:: Testo dell'esercizio ::
◆ ◆ ◆ ◆ ◆

NCD, l’UDC e i tre libri delle grandi religioni monoteiste.

cropped-banner-sito.jpgForza Italia confluisce nella Lega Nord e assieme preparano le corsa alle prossime elezioni regionali.
Pare che, all’atto di stipulare il patto, i due contraenti Matteo Salvini e Silvio Berlusconi abbiano inserito nelle clausole l’esclusione di qualsivoglia accordo con NCD e UDC, che adesso sembra si chiamino “Alleanza Popolare”. E subito, nemmeno il tempo di leggere la notizia, dal Partito Democratico si sono levate entusiaste alcune e molte voci. “Ecco, è il nostro momento, adesso che Forza Italia e Lega Nord li hanno cacciati possiamo stringerci noi un patto, sono costretti a stare in coalizione con noi”, si racconta abbiano pensato ed esclamato molti dirigenti del partito di Matteo Renzi.
Solo che a me è sorto un dubbio: ma dove è scritto, invece, che Il PD debba essere costretto a stare in colazione con loro? E cioè, l’ho cercato anche su Google e Wikipedia, non mi pare che in nessuno dei sacri libri delle grandi religioni monoteiste venga prescritto il diritto divino di questo presunto “centro”, che oscilla come un pendolo da destra a sinistra, casualmente sempre facendo coincidere il lato del’oscillazione con quello che vince, debba sempre essere ambito, incluso in qualsivoglia progetto elettorale o di governo, addirittura essere considerato fondamentale. Perché poi, a pensarci bene, questi signori o chi per loro, la Campania la governano da almeno un trentennio, chiunque governasse in quel momento e chiunque avesse vinto le elezioni. Senza mai particolari problemi, come quello, ad esempio, ma solo ad esempio, di stare seduti al fianco di Nicola Cosentino.

◆ ◆ ◆ ◆ ◆

:: Voci del dataset ::
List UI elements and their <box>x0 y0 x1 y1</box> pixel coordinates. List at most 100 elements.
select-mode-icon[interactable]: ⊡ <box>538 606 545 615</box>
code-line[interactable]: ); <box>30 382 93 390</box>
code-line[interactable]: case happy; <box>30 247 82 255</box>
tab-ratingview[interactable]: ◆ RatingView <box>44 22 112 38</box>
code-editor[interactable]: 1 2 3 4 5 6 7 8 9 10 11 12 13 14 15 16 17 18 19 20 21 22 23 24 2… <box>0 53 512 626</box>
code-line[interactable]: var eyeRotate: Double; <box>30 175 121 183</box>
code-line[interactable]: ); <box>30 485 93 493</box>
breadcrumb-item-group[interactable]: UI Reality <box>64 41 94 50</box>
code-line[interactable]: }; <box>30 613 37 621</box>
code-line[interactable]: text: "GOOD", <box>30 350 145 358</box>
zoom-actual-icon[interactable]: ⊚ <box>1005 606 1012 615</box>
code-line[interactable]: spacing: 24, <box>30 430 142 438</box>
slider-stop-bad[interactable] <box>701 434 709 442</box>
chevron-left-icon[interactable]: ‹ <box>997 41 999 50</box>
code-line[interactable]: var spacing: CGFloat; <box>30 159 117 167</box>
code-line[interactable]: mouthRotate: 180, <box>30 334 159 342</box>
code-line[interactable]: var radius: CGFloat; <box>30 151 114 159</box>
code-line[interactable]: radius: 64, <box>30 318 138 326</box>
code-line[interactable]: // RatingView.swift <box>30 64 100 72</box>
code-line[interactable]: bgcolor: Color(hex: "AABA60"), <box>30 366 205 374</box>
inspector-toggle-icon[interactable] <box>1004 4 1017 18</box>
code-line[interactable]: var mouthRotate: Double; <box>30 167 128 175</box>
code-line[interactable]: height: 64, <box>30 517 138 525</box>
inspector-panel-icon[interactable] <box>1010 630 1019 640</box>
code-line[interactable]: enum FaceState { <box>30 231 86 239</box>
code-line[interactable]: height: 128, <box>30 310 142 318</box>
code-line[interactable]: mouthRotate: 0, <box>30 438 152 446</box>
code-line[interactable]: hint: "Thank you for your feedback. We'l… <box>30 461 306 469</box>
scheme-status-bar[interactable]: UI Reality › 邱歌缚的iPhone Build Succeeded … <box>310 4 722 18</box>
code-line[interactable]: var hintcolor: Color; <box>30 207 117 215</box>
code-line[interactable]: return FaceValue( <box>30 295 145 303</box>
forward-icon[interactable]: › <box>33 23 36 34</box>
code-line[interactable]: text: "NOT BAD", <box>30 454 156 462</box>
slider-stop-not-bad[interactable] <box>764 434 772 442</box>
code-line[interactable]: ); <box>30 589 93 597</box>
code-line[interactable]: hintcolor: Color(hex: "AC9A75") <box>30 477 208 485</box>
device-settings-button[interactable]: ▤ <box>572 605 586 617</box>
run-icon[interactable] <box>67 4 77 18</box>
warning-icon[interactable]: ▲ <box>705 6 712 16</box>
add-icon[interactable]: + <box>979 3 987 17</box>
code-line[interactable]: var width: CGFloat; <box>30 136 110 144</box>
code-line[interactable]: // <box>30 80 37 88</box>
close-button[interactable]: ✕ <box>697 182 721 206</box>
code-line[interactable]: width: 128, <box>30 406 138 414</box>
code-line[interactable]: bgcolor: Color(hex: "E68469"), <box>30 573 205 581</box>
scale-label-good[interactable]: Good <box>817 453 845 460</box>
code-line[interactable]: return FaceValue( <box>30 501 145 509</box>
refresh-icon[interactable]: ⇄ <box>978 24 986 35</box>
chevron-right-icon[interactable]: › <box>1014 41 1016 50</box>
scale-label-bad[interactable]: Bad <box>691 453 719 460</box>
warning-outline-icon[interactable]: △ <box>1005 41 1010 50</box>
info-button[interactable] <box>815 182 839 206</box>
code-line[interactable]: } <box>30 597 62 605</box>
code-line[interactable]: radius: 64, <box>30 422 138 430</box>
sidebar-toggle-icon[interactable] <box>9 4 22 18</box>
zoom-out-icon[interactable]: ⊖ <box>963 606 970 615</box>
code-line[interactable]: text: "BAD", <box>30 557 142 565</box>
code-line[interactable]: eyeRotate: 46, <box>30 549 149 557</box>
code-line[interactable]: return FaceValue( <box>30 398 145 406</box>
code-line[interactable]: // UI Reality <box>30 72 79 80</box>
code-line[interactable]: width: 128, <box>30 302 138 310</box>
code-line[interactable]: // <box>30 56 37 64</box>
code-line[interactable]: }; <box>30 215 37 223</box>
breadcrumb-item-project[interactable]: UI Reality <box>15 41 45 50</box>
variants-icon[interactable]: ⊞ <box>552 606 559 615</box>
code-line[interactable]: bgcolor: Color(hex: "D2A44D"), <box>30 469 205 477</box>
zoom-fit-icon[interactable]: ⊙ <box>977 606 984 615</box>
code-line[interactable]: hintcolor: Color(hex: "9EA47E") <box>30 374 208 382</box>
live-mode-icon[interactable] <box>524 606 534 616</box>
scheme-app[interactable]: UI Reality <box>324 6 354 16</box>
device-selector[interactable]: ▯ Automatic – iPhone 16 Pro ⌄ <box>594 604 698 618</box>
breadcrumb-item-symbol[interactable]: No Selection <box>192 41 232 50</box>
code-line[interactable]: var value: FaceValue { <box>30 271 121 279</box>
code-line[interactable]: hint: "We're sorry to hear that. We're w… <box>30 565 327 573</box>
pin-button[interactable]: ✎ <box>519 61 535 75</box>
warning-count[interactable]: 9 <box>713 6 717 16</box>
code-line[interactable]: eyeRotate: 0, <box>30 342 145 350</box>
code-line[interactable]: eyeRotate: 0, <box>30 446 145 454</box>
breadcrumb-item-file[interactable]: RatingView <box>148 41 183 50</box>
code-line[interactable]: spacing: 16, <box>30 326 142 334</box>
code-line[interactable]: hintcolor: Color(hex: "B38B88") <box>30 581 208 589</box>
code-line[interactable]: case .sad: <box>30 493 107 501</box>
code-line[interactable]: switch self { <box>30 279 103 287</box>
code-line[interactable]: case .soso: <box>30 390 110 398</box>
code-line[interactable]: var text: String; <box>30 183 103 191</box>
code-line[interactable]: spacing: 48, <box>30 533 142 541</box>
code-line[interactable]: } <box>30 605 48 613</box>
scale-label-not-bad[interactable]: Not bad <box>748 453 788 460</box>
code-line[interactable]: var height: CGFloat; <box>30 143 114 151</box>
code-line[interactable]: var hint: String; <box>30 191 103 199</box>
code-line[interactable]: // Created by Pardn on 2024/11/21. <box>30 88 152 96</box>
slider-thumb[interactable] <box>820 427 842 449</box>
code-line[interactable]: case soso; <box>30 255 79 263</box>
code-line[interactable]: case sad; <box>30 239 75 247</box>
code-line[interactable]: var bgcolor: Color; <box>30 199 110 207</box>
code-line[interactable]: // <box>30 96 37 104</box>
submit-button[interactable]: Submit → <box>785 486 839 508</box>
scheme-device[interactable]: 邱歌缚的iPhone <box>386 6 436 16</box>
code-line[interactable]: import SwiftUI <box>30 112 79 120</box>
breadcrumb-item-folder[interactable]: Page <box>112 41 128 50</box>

◆ ◆ ◆ ◆ ◆

:: Attività da svolgere ::
a – Elenca tutte le persone indicate per nome e cognome nel testo sul centro politico.
b – Riassumi in due frasi il testo sul centro politico.
c – Secondo il testo sul centro politico, da quanto tempo questi signori governano la Campania?

:: Soluzioni delle attività ::
a – Matteo Salvini, Silvio Berlusconi, Matteo Renzi, Nicola Cosentino

b – Forza Italia e Lega Nord si preparano insieme alle elezioni regionali escludendo, a quanto pare, ogni accordo con NCD e UDC, e molti dirigenti del Partito Democratico hanno subito visto l'occasione per allearsi con loro. L'autore si chiede invece perché il PD debba stare in coalizione con questo presunto "centro", che oscilla sempre verso chi vince e governa la Campania da almeno un trentennio.

c – Da almeno un trentennio.